-- START Material provided --

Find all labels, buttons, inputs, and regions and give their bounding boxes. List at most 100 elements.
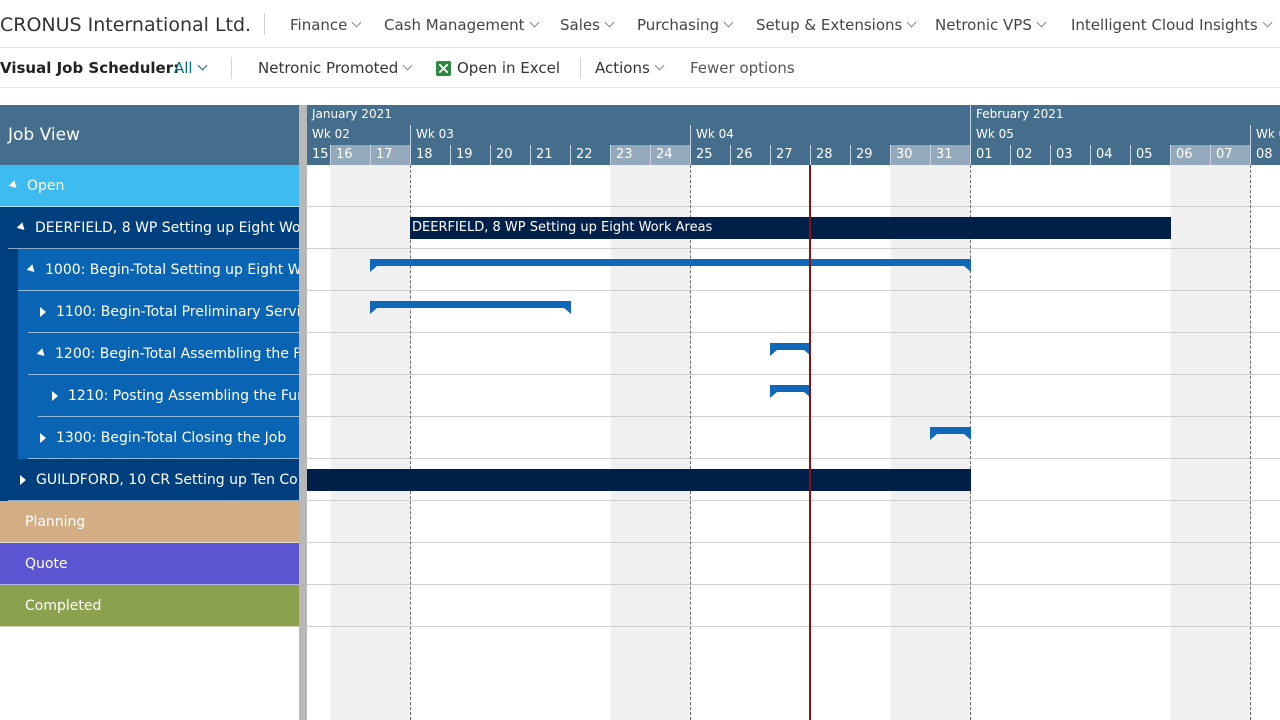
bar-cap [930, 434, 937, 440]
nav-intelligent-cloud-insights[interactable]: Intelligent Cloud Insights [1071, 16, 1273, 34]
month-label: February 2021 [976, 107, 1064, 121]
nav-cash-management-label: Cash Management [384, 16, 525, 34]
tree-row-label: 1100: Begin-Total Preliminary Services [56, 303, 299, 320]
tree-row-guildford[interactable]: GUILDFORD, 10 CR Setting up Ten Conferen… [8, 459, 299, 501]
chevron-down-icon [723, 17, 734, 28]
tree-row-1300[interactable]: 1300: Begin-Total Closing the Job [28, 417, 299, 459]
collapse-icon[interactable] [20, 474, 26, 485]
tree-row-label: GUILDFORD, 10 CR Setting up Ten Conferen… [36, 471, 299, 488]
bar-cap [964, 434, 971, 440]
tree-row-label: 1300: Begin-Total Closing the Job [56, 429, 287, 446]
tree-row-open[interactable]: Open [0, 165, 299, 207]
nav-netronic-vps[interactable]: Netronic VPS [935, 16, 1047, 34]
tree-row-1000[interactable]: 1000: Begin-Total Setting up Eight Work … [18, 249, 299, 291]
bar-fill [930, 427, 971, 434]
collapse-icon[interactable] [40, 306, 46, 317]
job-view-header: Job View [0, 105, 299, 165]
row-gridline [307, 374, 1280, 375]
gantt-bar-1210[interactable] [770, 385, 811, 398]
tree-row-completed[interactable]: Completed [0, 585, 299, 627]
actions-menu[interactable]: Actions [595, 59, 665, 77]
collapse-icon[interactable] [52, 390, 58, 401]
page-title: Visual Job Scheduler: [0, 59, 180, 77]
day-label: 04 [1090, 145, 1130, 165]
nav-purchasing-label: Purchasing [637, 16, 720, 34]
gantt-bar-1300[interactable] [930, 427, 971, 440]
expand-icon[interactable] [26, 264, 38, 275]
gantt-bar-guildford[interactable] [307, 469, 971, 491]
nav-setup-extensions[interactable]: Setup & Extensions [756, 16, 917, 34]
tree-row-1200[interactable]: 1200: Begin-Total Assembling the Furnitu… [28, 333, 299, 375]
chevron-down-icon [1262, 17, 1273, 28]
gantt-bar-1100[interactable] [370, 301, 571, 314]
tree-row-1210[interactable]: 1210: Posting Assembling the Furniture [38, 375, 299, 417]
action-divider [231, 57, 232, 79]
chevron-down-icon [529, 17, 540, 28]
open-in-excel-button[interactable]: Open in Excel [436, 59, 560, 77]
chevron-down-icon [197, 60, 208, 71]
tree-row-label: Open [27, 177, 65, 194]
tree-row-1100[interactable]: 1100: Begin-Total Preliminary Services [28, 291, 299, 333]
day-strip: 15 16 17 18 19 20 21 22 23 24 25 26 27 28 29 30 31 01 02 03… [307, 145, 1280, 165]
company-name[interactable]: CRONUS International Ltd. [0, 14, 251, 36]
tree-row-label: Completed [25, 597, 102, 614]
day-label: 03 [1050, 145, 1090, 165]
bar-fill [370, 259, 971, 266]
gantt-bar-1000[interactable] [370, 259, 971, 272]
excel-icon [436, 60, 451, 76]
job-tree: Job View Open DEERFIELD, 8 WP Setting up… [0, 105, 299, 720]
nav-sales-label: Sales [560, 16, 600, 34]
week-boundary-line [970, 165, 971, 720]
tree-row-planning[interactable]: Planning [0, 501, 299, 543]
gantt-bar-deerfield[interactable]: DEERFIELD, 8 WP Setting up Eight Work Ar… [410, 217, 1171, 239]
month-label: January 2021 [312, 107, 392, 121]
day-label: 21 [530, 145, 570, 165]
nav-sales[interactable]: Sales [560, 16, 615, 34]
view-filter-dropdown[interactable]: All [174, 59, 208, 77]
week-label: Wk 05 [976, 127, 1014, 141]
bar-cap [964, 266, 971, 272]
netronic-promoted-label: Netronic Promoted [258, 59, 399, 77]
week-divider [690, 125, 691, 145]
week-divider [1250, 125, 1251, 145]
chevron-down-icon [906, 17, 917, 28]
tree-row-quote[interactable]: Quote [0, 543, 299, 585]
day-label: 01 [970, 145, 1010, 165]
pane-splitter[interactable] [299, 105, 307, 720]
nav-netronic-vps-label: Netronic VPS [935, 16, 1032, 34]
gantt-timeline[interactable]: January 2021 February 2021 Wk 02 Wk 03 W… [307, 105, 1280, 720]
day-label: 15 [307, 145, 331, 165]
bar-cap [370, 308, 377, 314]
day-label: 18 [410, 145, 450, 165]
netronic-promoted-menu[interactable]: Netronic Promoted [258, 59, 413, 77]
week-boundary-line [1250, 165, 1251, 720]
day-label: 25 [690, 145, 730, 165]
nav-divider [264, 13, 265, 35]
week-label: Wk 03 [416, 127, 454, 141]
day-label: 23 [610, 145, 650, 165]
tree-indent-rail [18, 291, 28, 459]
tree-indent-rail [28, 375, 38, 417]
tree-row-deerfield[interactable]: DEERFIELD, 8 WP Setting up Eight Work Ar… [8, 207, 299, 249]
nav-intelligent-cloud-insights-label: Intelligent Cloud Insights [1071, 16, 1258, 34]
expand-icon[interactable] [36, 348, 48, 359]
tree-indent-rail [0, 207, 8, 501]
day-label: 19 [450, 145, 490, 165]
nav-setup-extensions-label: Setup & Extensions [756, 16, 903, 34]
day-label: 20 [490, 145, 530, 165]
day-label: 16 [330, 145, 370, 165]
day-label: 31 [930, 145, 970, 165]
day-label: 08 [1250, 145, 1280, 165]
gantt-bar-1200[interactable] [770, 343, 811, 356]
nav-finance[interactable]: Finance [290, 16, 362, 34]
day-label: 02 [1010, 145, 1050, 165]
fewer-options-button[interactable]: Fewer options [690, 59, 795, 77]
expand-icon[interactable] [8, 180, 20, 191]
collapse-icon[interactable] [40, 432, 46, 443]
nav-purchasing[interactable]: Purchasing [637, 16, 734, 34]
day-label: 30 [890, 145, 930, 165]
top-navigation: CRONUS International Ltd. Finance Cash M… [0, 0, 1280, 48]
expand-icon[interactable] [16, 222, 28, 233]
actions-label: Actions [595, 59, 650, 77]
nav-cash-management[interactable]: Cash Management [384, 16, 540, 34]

-- END Material provided --

- Exercise prompt -
Repeat the entries above word for word, leaving out the pictures.

- Solution to this problem -
Find all labels, buttons, inputs, and regions and give their bounding boxes. List at most 100 elements.
bar-cap [930, 434, 937, 440]
nav-intelligent-cloud-insights[interactable]: Intelligent Cloud Insights [1071, 16, 1273, 34]
month-label: February 2021 [976, 107, 1064, 121]
nav-cash-management-label: Cash Management [384, 16, 525, 34]
tree-row-label: 1100: Begin-Total Preliminary Services [56, 303, 299, 320]
tree-row-guildford[interactable]: GUILDFORD, 10 CR Setting up Ten Conferen… [8, 459, 299, 501]
chevron-down-icon [723, 17, 734, 28]
tree-row-1300[interactable]: 1300: Begin-Total Closing the Job [28, 417, 299, 459]
collapse-icon[interactable] [20, 474, 26, 485]
tree-row-label: GUILDFORD, 10 CR Setting up Ten Conferen… [36, 471, 299, 488]
bar-cap [964, 434, 971, 440]
tree-row-label: 1300: Begin-Total Closing the Job [56, 429, 287, 446]
tree-row-open[interactable]: Open [0, 165, 299, 207]
nav-netronic-vps[interactable]: Netronic VPS [935, 16, 1047, 34]
tree-row-1000[interactable]: 1000: Begin-Total Setting up Eight Work … [18, 249, 299, 291]
bar-fill [930, 427, 971, 434]
collapse-icon[interactable] [40, 306, 46, 317]
job-view-header: Job View [0, 105, 299, 165]
row-gridline [307, 374, 1280, 375]
gantt-bar-1210[interactable] [770, 385, 811, 398]
tree-row-completed[interactable]: Completed [0, 585, 299, 627]
actions-menu[interactable]: Actions [595, 59, 665, 77]
collapse-icon[interactable] [52, 390, 58, 401]
page-title: Visual Job Scheduler: [0, 59, 180, 77]
day-label: 04 [1090, 145, 1130, 165]
nav-purchasing-label: Purchasing [637, 16, 720, 34]
gantt-bar-1300[interactable] [930, 427, 971, 440]
expand-icon[interactable] [26, 264, 38, 275]
gantt-bar-guildford[interactable] [307, 469, 971, 491]
nav-setup-extensions[interactable]: Setup & Extensions [756, 16, 917, 34]
tree-row-1200[interactable]: 1200: Begin-Total Assembling the Furnitu… [28, 333, 299, 375]
chevron-down-icon [1262, 17, 1273, 28]
gantt-bar-1100[interactable] [370, 301, 571, 314]
tree-row-1210[interactable]: 1210: Posting Assembling the Furniture [38, 375, 299, 417]
action-divider [231, 57, 232, 79]
chevron-down-icon [529, 17, 540, 28]
open-in-excel-button[interactable]: Open in Excel [436, 59, 560, 77]
chevron-down-icon [197, 60, 208, 71]
tree-row-label: Open [27, 177, 65, 194]
tree-row-1100[interactable]: 1100: Begin-Total Preliminary Services [28, 291, 299, 333]
day-strip: 15 16 17 18 19 20 21 22 23 24 25 26 27 28 29 30 31 01 02 03… [307, 145, 1280, 165]
company-name[interactable]: CRONUS International Ltd. [0, 14, 251, 36]
tree-row-label: Completed [25, 597, 102, 614]
day-label: 03 [1050, 145, 1090, 165]
bar-fill [370, 259, 971, 266]
gantt-bar-1000[interactable] [370, 259, 971, 272]
excel-icon [436, 60, 451, 76]
job-tree: Job View Open DEERFIELD, 8 WP Setting up… [0, 105, 299, 720]
nav-sales-label: Sales [560, 16, 600, 34]
week-boundary-line [970, 165, 971, 720]
tree-row-planning[interactable]: Planning [0, 501, 299, 543]
gantt-bar-deerfield[interactable]: DEERFIELD, 8 WP Setting up Eight Work Ar… [410, 217, 1171, 239]
month-label: January 2021 [312, 107, 392, 121]
day-label: 21 [530, 145, 570, 165]
nav-sales[interactable]: Sales [560, 16, 615, 34]
view-filter-dropdown[interactable]: All [174, 59, 208, 77]
week-label: Wk 05 [976, 127, 1014, 141]
bar-cap [964, 266, 971, 272]
netronic-promoted-label: Netronic Promoted [258, 59, 399, 77]
week-divider [690, 125, 691, 145]
week-divider [1250, 125, 1251, 145]
chevron-down-icon [906, 17, 917, 28]
tree-row-quote[interactable]: Quote [0, 543, 299, 585]
day-label: 01 [970, 145, 1010, 165]
pane-splitter[interactable] [299, 105, 307, 720]
nav-netronic-vps-label: Netronic VPS [935, 16, 1032, 34]
gantt-timeline[interactable]: January 2021 February 2021 Wk 02 Wk 03 W… [307, 105, 1280, 720]
day-label: 15 [307, 145, 331, 165]
bar-cap [370, 308, 377, 314]
day-label: 18 [410, 145, 450, 165]
netronic-promoted-menu[interactable]: Netronic Promoted [258, 59, 413, 77]
week-boundary-line [1250, 165, 1251, 720]
day-label: 25 [690, 145, 730, 165]
nav-divider [264, 13, 265, 35]
week-label: Wk 03 [416, 127, 454, 141]
day-label: 23 [610, 145, 650, 165]
tree-indent-rail [18, 291, 28, 459]
tree-indent-rail [28, 375, 38, 417]
tree-row-deerfield[interactable]: DEERFIELD, 8 WP Setting up Eight Work Ar… [8, 207, 299, 249]
nav-intelligent-cloud-insights-label: Intelligent Cloud Insights [1071, 16, 1258, 34]
expand-icon[interactable] [36, 348, 48, 359]
tree-indent-rail [0, 207, 8, 501]
day-label: 19 [450, 145, 490, 165]
nav-setup-extensions-label: Setup & Extensions [756, 16, 903, 34]
day-label: 20 [490, 145, 530, 165]
day-label: 16 [330, 145, 370, 165]
day-label: 31 [930, 145, 970, 165]
day-label: 08 [1250, 145, 1280, 165]
gantt-bar-1200[interactable] [770, 343, 811, 356]
nav-finance[interactable]: Finance [290, 16, 362, 34]
day-label: 02 [1010, 145, 1050, 165]
fewer-options-button[interactable]: Fewer options [690, 59, 795, 77]
expand-icon[interactable] [8, 180, 20, 191]
collapse-icon[interactable] [40, 432, 46, 443]
nav-purchasing[interactable]: Purchasing [637, 16, 734, 34]
day-label: 30 [890, 145, 930, 165]
top-navigation: CRONUS International Ltd. Finance Cash M… [0, 0, 1280, 48]
expand-icon[interactable] [16, 222, 28, 233]
actions-label: Actions [595, 59, 650, 77]
nav-cash-management[interactable]: Cash Management [384, 16, 540, 34]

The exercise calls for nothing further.